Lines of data
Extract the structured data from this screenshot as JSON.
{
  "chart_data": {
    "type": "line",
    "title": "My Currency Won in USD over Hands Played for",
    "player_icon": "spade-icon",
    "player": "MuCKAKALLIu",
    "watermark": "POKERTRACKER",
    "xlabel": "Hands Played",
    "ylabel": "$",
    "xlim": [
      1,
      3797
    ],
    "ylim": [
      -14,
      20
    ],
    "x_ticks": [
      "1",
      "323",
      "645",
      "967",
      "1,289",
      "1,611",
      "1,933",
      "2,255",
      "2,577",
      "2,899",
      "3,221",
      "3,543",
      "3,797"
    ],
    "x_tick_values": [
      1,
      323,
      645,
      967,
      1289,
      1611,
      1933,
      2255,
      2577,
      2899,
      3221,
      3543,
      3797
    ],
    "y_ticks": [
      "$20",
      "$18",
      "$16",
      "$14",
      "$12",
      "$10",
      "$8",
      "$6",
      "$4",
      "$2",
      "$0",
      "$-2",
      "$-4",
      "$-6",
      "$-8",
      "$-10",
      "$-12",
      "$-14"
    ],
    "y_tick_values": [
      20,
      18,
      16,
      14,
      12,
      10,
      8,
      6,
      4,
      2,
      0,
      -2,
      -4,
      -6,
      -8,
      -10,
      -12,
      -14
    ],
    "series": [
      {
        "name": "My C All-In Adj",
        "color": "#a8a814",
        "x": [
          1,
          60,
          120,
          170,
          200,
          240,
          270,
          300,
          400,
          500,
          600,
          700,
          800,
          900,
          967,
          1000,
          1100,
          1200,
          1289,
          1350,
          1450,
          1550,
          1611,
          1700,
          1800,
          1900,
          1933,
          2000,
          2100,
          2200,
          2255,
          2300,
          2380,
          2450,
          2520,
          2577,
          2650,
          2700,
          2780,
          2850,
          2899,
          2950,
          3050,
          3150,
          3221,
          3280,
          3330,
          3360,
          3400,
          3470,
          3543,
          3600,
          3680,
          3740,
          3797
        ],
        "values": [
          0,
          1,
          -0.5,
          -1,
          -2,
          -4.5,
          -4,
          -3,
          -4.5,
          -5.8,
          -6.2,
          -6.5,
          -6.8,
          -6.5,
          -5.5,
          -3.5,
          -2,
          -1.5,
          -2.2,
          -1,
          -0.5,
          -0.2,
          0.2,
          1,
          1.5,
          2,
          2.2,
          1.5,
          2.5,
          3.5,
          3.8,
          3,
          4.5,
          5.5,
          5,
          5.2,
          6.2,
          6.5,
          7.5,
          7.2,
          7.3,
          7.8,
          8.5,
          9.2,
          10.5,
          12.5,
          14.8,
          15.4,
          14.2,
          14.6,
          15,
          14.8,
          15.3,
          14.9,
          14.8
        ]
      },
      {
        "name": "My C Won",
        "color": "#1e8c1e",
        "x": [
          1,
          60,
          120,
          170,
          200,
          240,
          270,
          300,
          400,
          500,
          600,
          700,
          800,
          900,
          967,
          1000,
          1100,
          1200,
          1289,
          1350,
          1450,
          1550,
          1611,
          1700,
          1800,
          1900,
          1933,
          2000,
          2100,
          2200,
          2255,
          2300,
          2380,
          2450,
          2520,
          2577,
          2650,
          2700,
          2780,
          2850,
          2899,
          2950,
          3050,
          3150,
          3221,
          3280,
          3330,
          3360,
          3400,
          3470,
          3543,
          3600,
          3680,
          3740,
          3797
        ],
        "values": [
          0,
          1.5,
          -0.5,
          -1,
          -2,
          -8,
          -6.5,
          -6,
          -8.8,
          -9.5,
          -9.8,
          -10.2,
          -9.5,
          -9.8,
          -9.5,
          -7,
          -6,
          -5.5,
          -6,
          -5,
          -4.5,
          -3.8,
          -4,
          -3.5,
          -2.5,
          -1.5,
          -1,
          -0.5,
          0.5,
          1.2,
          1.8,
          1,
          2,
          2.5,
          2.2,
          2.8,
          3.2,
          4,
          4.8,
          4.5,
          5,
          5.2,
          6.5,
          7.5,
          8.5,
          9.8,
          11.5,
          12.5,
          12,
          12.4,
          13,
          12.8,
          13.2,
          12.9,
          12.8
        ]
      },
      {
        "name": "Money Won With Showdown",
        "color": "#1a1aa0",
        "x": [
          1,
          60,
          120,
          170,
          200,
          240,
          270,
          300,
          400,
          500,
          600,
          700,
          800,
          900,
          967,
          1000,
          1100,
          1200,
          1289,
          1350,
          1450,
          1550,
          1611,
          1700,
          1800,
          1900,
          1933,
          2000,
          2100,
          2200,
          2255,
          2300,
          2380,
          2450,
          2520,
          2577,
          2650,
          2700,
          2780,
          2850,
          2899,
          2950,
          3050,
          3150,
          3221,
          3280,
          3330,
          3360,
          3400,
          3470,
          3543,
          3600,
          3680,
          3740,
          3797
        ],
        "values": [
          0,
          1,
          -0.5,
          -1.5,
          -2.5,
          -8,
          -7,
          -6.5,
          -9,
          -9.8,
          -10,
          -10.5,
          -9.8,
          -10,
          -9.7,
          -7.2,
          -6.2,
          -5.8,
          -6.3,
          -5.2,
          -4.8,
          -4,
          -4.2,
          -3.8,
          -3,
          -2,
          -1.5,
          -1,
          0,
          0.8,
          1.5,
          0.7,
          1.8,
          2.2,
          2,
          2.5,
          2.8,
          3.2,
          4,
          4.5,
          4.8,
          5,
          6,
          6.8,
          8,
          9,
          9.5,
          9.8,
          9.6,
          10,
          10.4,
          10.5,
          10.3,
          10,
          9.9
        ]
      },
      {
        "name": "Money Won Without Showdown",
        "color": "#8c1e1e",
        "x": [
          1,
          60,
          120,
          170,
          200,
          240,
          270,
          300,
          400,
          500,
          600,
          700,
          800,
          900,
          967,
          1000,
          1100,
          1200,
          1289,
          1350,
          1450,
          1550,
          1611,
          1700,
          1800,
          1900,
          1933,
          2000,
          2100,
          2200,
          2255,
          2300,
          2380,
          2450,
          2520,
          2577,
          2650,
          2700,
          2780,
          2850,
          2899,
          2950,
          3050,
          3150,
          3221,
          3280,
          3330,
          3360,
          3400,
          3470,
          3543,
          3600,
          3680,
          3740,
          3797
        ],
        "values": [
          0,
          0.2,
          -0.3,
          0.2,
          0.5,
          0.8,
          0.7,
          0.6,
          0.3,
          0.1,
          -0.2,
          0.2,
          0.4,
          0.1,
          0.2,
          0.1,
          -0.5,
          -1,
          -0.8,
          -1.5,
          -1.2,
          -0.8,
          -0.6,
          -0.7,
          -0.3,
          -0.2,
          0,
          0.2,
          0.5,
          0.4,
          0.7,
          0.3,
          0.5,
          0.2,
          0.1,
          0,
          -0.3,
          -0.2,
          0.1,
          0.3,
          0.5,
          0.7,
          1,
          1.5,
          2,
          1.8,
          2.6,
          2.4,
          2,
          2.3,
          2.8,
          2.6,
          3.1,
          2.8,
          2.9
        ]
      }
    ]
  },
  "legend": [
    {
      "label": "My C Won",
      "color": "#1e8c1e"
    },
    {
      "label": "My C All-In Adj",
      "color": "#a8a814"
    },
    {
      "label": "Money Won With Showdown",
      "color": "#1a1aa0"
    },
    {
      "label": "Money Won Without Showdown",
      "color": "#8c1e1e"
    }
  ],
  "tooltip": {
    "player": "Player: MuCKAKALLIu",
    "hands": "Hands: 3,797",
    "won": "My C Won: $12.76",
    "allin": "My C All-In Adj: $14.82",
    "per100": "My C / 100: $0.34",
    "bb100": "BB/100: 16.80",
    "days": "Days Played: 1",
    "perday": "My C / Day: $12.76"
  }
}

(YOUR TASK) Set every line of the listing down word for word.

(REPLY TO THE EXERCISE)
Extract the structured data from this screenshot as JSON.
{
  "chart_data": {
    "type": "line",
    "title": "My Currency Won in USD over Hands Played for",
    "player_icon": "spade-icon",
    "player": "MuCKAKALLIu",
    "watermark": "POKERTRACKER",
    "xlabel": "Hands Played",
    "ylabel": "$",
    "xlim": [
      1,
      3797
    ],
    "ylim": [
      -14,
      20
    ],
    "x_ticks": [
      "1",
      "323",
      "645",
      "967",
      "1,289",
      "1,611",
      "1,933",
      "2,255",
      "2,577",
      "2,899",
      "3,221",
      "3,543",
      "3,797"
    ],
    "x_tick_values": [
      1,
      323,
      645,
      967,
      1289,
      1611,
      1933,
      2255,
      2577,
      2899,
      3221,
      3543,
      3797
    ],
    "y_ticks": [
      "$20",
      "$18",
      "$16",
      "$14",
      "$12",
      "$10",
      "$8",
      "$6",
      "$4",
      "$2",
      "$0",
      "$-2",
      "$-4",
      "$-6",
      "$-8",
      "$-10",
      "$-12",
      "$-14"
    ],
    "y_tick_values": [
      20,
      18,
      16,
      14,
      12,
      10,
      8,
      6,
      4,
      2,
      0,
      -2,
      -4,
      -6,
      -8,
      -10,
      -12,
      -14
    ],
    "series": [
      {
        "name": "My C All-In Adj",
        "color": "#a8a814",
        "x": [
          1,
          60,
          120,
          170,
          200,
          240,
          270,
          300,
          400,
          500,
          600,
          700,
          800,
          900,
          967,
          1000,
          1100,
          1200,
          1289,
          1350,
          1450,
          1550,
          1611,
          1700,
          1800,
          1900,
          1933,
          2000,
          2100,
          2200,
          2255,
          2300,
          2380,
          2450,
          2520,
          2577,
          2650,
          2700,
          2780,
          2850,
          2899,
          2950,
          3050,
          3150,
          3221,
          3280,
          3330,
          3360,
          3400,
          3470,
          3543,
          3600,
          3680,
          3740,
          3797
        ],
        "values": [
          0,
          1,
          -0.5,
          -1,
          -2,
          -4.5,
          -4,
          -3,
          -4.5,
          -5.8,
          -6.2,
          -6.5,
          -6.8,
          -6.5,
          -5.5,
          -3.5,
          -2,
          -1.5,
          -2.2,
          -1,
          -0.5,
          -0.2,
          0.2,
          1,
          1.5,
          2,
          2.2,
          1.5,
          2.5,
          3.5,
          3.8,
          3,
          4.5,
          5.5,
          5,
          5.2,
          6.2,
          6.5,
          7.5,
          7.2,
          7.3,
          7.8,
          8.5,
          9.2,
          10.5,
          12.5,
          14.8,
          15.4,
          14.2,
          14.6,
          15,
          14.8,
          15.3,
          14.9,
          14.8
        ]
      },
      {
        "name": "My C Won",
        "color": "#1e8c1e",
        "x": [
          1,
          60,
          120,
          170,
          200,
          240,
          270,
          300,
          400,
          500,
          600,
          700,
          800,
          900,
          967,
          1000,
          1100,
          1200,
          1289,
          1350,
          1450,
          1550,
          1611,
          1700,
          1800,
          1900,
          1933,
          2000,
          2100,
          2200,
          2255,
          2300,
          2380,
          2450,
          2520,
          2577,
          2650,
          2700,
          2780,
          2850,
          2899,
          2950,
          3050,
          3150,
          3221,
          3280,
          3330,
          3360,
          3400,
          3470,
          3543,
          3600,
          3680,
          3740,
          3797
        ],
        "values": [
          0,
          1.5,
          -0.5,
          -1,
          -2,
          -8,
          -6.5,
          -6,
          -8.8,
          -9.5,
          -9.8,
          -10.2,
          -9.5,
          -9.8,
          -9.5,
          -7,
          -6,
          -5.5,
          -6,
          -5,
          -4.5,
          -3.8,
          -4,
          -3.5,
          -2.5,
          -1.5,
          -1,
          -0.5,
          0.5,
          1.2,
          1.8,
          1,
          2,
          2.5,
          2.2,
          2.8,
          3.2,
          4,
          4.8,
          4.5,
          5,
          5.2,
          6.5,
          7.5,
          8.5,
          9.8,
          11.5,
          12.5,
          12,
          12.4,
          13,
          12.8,
          13.2,
          12.9,
          12.8
        ]
      },
      {
        "name": "Money Won With Showdown",
        "color": "#1a1aa0",
        "x": [
          1,
          60,
          120,
          170,
          200,
          240,
          270,
          300,
          400,
          500,
          600,
          700,
          800,
          900,
          967,
          1000,
          1100,
          1200,
          1289,
          1350,
          1450,
          1550,
          1611,
          1700,
          1800,
          1900,
          1933,
          2000,
          2100,
          2200,
          2255,
          2300,
          2380,
          2450,
          2520,
          2577,
          2650,
          2700,
          2780,
          2850,
          2899,
          2950,
          3050,
          3150,
          3221,
          3280,
          3330,
          3360,
          3400,
          3470,
          3543,
          3600,
          3680,
          3740,
          3797
        ],
        "values": [
          0,
          1,
          -0.5,
          -1.5,
          -2.5,
          -8,
          -7,
          -6.5,
          -9,
          -9.8,
          -10,
          -10.5,
          -9.8,
          -10,
          -9.7,
          -7.2,
          -6.2,
          -5.8,
          -6.3,
          -5.2,
          -4.8,
          -4,
          -4.2,
          -3.8,
          -3,
          -2,
          -1.5,
          -1,
          0,
          0.8,
          1.5,
          0.7,
          1.8,
          2.2,
          2,
          2.5,
          2.8,
          3.2,
          4,
          4.5,
          4.8,
          5,
          6,
          6.8,
          8,
          9,
          9.5,
          9.8,
          9.6,
          10,
          10.4,
          10.5,
          10.3,
          10,
          9.9
        ]
      },
      {
        "name": "Money Won Without Showdown",
        "color": "#8c1e1e",
        "x": [
          1,
          60,
          120,
          170,
          200,
          240,
          270,
          300,
          400,
          500,
          600,
          700,
          800,
          900,
          967,
          1000,
          1100,
          1200,
          1289,
          1350,
          1450,
          1550,
          1611,
          1700,
          1800,
          1900,
          1933,
          2000,
          2100,
          2200,
          2255,
          2300,
          2380,
          2450,
          2520,
          2577,
          2650,
          2700,
          2780,
          2850,
          2899,
          2950,
          3050,
          3150,
          3221,
          3280,
          3330,
          3360,
          3400,
          3470,
          3543,
          3600,
          3680,
          3740,
          3797
        ],
        "values": [
          0,
          0.2,
          -0.3,
          0.2,
          0.5,
          0.8,
          0.7,
          0.6,
          0.3,
          0.1,
          -0.2,
          0.2,
          0.4,
          0.1,
          0.2,
          0.1,
          -0.5,
          -1,
          -0.8,
          -1.5,
          -1.2,
          -0.8,
          -0.6,
          -0.7,
          -0.3,
          -0.2,
          0,
          0.2,
          0.5,
          0.4,
          0.7,
          0.3,
          0.5,
          0.2,
          0.1,
          0,
          -0.3,
          -0.2,
          0.1,
          0.3,
          0.5,
          0.7,
          1,
          1.5,
          2,
          1.8,
          2.6,
          2.4,
          2,
          2.3,
          2.8,
          2.6,
          3.1,
          2.8,
          2.9
        ]
      }
    ]
  },
  "legend": [
    {
      "label": "My C Won",
      "color": "#1e8c1e"
    },
    {
      "label": "My C All-In Adj",
      "color": "#a8a814"
    },
    {
      "label": "Money Won With Showdown",
      "color": "#1a1aa0"
    },
    {
      "label": "Money Won Without Showdown",
      "color": "#8c1e1e"
    }
  ],
  "tooltip": {
    "player": "Player: MuCKAKALLIu",
    "hands": "Hands: 3,797",
    "won": "My C Won: $12.76",
    "allin": "My C All-In Adj: $14.82",
    "per100": "My C / 100: $0.34",
    "bb100": "BB/100: 16.80",
    "days": "Days Played: 1",
    "perday": "My C / Day: $12.76"
  }
}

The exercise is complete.